== BRIEF ==
Transcribe every line of the listing below without any deviation.

== DATA FOR THE TASK ==
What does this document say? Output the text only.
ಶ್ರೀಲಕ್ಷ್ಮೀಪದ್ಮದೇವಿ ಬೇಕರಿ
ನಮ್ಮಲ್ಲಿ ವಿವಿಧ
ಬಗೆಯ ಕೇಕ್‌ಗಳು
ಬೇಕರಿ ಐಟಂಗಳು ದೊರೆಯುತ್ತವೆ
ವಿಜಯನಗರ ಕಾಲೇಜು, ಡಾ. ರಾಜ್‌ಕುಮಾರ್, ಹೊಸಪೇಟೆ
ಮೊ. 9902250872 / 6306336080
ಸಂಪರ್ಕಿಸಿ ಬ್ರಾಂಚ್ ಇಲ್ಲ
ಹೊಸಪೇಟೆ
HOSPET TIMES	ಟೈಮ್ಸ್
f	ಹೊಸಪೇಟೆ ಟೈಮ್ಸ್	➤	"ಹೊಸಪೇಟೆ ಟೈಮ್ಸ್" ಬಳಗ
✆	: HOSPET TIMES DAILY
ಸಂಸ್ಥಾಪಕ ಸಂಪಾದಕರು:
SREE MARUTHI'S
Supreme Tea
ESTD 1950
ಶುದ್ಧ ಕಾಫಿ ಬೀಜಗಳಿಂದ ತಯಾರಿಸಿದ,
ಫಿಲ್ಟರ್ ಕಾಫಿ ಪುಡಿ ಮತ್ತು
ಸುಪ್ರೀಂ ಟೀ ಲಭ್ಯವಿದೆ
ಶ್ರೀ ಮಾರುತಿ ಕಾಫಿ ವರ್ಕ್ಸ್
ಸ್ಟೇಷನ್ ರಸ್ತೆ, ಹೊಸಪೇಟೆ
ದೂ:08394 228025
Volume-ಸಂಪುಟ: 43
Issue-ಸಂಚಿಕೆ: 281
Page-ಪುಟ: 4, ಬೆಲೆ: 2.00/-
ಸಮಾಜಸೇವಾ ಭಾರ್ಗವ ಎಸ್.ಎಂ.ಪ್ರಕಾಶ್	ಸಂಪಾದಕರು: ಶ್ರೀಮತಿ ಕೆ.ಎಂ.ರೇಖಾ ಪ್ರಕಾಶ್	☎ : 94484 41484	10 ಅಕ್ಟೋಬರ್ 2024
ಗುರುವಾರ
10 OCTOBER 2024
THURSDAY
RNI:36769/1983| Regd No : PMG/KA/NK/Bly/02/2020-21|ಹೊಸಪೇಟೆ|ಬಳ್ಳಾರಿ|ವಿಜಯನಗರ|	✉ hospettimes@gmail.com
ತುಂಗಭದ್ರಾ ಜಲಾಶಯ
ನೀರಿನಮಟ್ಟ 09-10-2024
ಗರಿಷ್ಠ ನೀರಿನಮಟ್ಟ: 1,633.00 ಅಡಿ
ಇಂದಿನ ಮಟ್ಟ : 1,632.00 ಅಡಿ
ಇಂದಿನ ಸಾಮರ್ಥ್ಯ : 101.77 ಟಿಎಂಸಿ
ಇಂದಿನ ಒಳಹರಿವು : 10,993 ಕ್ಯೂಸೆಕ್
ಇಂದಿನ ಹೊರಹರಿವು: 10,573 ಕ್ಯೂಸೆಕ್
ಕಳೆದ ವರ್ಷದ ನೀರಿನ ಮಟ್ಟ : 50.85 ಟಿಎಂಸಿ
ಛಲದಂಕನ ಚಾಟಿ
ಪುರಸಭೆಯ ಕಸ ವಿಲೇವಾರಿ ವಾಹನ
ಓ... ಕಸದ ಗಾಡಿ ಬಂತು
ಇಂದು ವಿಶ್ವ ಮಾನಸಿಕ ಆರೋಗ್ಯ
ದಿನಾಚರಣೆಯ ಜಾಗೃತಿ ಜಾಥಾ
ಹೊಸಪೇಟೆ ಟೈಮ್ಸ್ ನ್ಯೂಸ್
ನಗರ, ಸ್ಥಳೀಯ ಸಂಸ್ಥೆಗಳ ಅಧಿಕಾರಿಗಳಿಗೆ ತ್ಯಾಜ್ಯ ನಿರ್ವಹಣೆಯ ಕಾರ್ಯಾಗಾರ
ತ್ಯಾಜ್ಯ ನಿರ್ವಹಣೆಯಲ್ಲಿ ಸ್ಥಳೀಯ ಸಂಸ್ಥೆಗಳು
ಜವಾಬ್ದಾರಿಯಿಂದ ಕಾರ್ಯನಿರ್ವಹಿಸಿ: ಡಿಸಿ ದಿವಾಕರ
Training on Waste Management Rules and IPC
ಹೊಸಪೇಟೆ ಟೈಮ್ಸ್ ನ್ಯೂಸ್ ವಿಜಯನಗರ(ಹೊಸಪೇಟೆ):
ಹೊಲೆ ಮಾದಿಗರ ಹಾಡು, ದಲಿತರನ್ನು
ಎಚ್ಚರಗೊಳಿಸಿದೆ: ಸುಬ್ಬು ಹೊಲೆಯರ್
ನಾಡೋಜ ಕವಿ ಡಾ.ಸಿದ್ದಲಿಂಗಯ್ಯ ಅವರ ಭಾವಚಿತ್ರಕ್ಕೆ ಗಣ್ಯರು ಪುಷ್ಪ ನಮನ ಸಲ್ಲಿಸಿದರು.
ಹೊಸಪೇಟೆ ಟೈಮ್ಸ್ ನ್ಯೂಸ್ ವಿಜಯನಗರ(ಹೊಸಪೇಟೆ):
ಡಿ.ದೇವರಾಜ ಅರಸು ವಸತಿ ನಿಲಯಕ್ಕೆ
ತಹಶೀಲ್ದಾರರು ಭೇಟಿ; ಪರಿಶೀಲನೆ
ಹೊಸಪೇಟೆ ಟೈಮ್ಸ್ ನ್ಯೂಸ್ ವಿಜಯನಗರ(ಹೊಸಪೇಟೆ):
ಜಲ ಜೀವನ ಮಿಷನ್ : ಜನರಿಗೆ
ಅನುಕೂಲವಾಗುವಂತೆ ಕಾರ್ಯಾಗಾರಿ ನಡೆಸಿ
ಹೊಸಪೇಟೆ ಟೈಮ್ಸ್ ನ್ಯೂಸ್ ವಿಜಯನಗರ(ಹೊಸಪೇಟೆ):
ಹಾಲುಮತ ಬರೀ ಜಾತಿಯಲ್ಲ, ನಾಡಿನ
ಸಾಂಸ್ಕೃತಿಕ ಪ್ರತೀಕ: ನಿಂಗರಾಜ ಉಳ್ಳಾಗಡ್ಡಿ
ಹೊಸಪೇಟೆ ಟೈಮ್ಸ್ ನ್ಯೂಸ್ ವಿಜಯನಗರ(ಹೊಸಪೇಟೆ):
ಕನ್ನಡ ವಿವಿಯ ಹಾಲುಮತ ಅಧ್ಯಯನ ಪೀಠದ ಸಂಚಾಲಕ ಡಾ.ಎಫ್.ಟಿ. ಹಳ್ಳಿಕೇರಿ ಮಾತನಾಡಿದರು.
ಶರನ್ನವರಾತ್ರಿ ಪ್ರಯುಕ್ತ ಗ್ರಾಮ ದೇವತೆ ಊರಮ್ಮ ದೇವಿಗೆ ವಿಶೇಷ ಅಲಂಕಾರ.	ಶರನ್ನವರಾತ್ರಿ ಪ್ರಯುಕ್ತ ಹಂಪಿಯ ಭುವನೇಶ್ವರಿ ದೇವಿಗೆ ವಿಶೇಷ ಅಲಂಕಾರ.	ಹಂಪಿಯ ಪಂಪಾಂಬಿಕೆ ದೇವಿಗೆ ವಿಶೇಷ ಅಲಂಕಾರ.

== EXERCISE RESULT ==
What does this document say? Output the text only.
ಶ್ರೀಲಕ್ಷ್ಮೀಪದ್ಮದೇವಿ ಬೇಕರಿ
ನಮ್ಮಲ್ಲಿ ವಿವಿಧ
ಬಗೆಯ ಕೇಕ್‌ಗಳು
ಬೇಕರಿ ಐಟಂಗಳು ದೊರೆಯುತ್ತವೆ
ವಿಜಯನಗರ ಕಾಲೇಜು, ಡಾ. ರಾಜ್‌ಕುಮಾರ್, ಹೊಸಪೇಟೆ
ಮೊ. 9902250872 / 6306336080
ಸಂಪರ್ಕಿಸಿ ಬ್ರಾಂಚ್ ಇಲ್ಲ
ಹೊಸಪೇಟೆ
HOSPET TIMES	ಟೈಮ್ಸ್
f	ಹೊಸಪೇಟೆ ಟೈಮ್ಸ್	➤	"ಹೊಸಪೇಟೆ ಟೈಮ್ಸ್" ಬಳಗ
✆	: HOSPET TIMES DAILY
ಸಂಸ್ಥಾಪಕ ಸಂಪಾದಕರು:
SREE MARUTHI'S
Supreme Tea
ESTD 1950
ಶುದ್ಧ ಕಾಫಿ ಬೀಜಗಳಿಂದ ತಯಾರಿಸಿದ,
ಫಿಲ್ಟರ್ ಕಾಫಿ ಪುಡಿ ಮತ್ತು
ಸುಪ್ರೀಂ ಟೀ ಲಭ್ಯವಿದೆ
ಶ್ರೀ ಮಾರುತಿ ಕಾಫಿ ವರ್ಕ್ಸ್
ಸ್ಟೇಷನ್ ರಸ್ತೆ, ಹೊಸಪೇಟೆ
ದೂ:08394 228025
Volume-ಸಂಪುಟ: 43
Issue-ಸಂಚಿಕೆ: 281
Page-ಪುಟ: 4, ಬೆಲೆ: 2.00/-
ಸಮಾಜಸೇವಾ ಭಾರ್ಗವ ಎಸ್.ಎಂ.ಪ್ರಕಾಶ್	ಸಂಪಾದಕರು: ಶ್ರೀಮತಿ ಕೆ.ಎಂ.ರೇಖಾ ಪ್ರಕಾಶ್	☎ : 94484 41484	10 ಅಕ್ಟೋಬರ್ 2024
ಗುರುವಾರ
10 OCTOBER 2024
THURSDAY
RNI:36769/1983| Regd No : PMG/KA/NK/Bly/02/2020-21|ಹೊಸಪೇಟೆ|ಬಳ್ಳಾರಿ|ವಿಜಯನಗರ|	✉ hospettimes@gmail.com
ತುಂಗಭದ್ರಾ ಜಲಾಶಯ
ನೀರಿನಮಟ್ಟ 09-10-2024
ಗರಿಷ್ಠ ನೀರಿನಮಟ್ಟ: 1,633.00 ಅಡಿ
ಇಂದಿನ ಮಟ್ಟ : 1,632.00 ಅಡಿ
ಇಂದಿನ ಸಾಮರ್ಥ್ಯ : 101.77 ಟಿಎಂಸಿ
ಇಂದಿನ ಒಳಹರಿವು : 10,993 ಕ್ಯೂಸೆಕ್
ಇಂದಿನ ಹೊರಹರಿವು: 10,573 ಕ್ಯೂಸೆಕ್
ಕಳೆದ ವರ್ಷದ ನೀರಿನ ಮಟ್ಟ : 50.85 ಟಿಎಂಸಿ
ಛಲದಂಕನ ಚಾಟಿ
ಪುರಸಭೆಯ ಕಸ ವಿಲೇವಾರಿ ವಾಹನ
ಓ... ಕಸದ ಗಾಡಿ ಬಂತು
ಇಂದು ವಿಶ್ವ ಮಾನಸಿಕ ಆರೋಗ್ಯ
ದಿನಾಚರಣೆಯ ಜಾಗೃತಿ ಜಾಥಾ
ಹೊಸಪೇಟೆ ಟೈಮ್ಸ್ ನ್ಯೂಸ್
ನಗರ, ಸ್ಥಳೀಯ ಸಂಸ್ಥೆಗಳ ಅಧಿಕಾರಿಗಳಿಗೆ ತ್ಯಾಜ್ಯ ನಿರ್ವಹಣೆಯ ಕಾರ್ಯಾಗಾರ
ತ್ಯಾಜ್ಯ ನಿರ್ವಹಣೆಯಲ್ಲಿ ಸ್ಥಳೀಯ ಸಂಸ್ಥೆಗಳು
ಜವಾಬ್ದಾರಿಯಿಂದ ಕಾರ್ಯನಿರ್ವಹಿಸಿ: ಡಿಸಿ ದಿವಾಕರ
Training on Waste Management Rules and IPC
ಹೊಸಪೇಟೆ ಟೈಮ್ಸ್ ನ್ಯೂಸ್ ವಿಜಯನಗರ(ಹೊಸಪೇಟೆ):
ಹೊಲೆ ಮಾದಿಗರ ಹಾಡು, ದಲಿತರನ್ನು
ಎಚ್ಚರಗೊಳಿಸಿದೆ: ಸುಬ್ಬು ಹೊಲೆಯರ್
ನಾಡೋಜ ಕವಿ ಡಾ.ಸಿದ್ದಲಿಂಗಯ್ಯ ಅವರ ಭಾವಚಿತ್ರಕ್ಕೆ ಗಣ್ಯರು ಪುಷ್ಪ ನಮನ ಸಲ್ಲಿಸಿದರು.
ಹೊಸಪೇಟೆ ಟೈಮ್ಸ್ ನ್ಯೂಸ್ ವಿಜಯನಗರ(ಹೊಸಪೇಟೆ):
ಡಿ.ದೇವರಾಜ ಅರಸು ವಸತಿ ನಿಲಯಕ್ಕೆ
ತಹಶೀಲ್ದಾರರು ಭೇಟಿ; ಪರಿಶೀಲನೆ
ಹೊಸಪೇಟೆ ಟೈಮ್ಸ್ ನ್ಯೂಸ್ ವಿಜಯನಗರ(ಹೊಸಪೇಟೆ):
ಜಲ ಜೀವನ ಮಿಷನ್ : ಜನರಿಗೆ
ಅನುಕೂಲವಾಗುವಂತೆ ಕಾರ್ಯಾಗಾರಿ ನಡೆಸಿ
ಹೊಸಪೇಟೆ ಟೈಮ್ಸ್ ನ್ಯೂಸ್ ವಿಜಯನಗರ(ಹೊಸಪೇಟೆ):
ಹಾಲುಮತ ಬರೀ ಜಾತಿಯಲ್ಲ, ನಾಡಿನ
ಸಾಂಸ್ಕೃತಿಕ ಪ್ರತೀಕ: ನಿಂಗರಾಜ ಉಳ್ಳಾಗಡ್ಡಿ
ಹೊಸಪೇಟೆ ಟೈಮ್ಸ್ ನ್ಯೂಸ್ ವಿಜಯನಗರ(ಹೊಸಪೇಟೆ):
ಕನ್ನಡ ವಿವಿಯ ಹಾಲುಮತ ಅಧ್ಯಯನ ಪೀಠದ ಸಂಚಾಲಕ ಡಾ.ಎಫ್.ಟಿ. ಹಳ್ಳಿಕೇರಿ ಮಾತನಾಡಿದರು.
ಶರನ್ನವರಾತ್ರಿ ಪ್ರಯುಕ್ತ ಗ್ರಾಮ ದೇವತೆ ಊರಮ್ಮ ದೇವಿಗೆ ವಿಶೇಷ ಅಲಂಕಾರ.	ಶರನ್ನವರಾತ್ರಿ ಪ್ರಯುಕ್ತ ಹಂಪಿಯ ಭುವನೇಶ್ವರಿ ದೇವಿಗೆ ವಿಶೇಷ ಅಲಂಕಾರ.	ಹಂಪಿಯ ಪಂಪಾಂಬಿಕೆ ದೇವಿಗೆ ವಿಶೇಷ ಅಲಂಕಾರ.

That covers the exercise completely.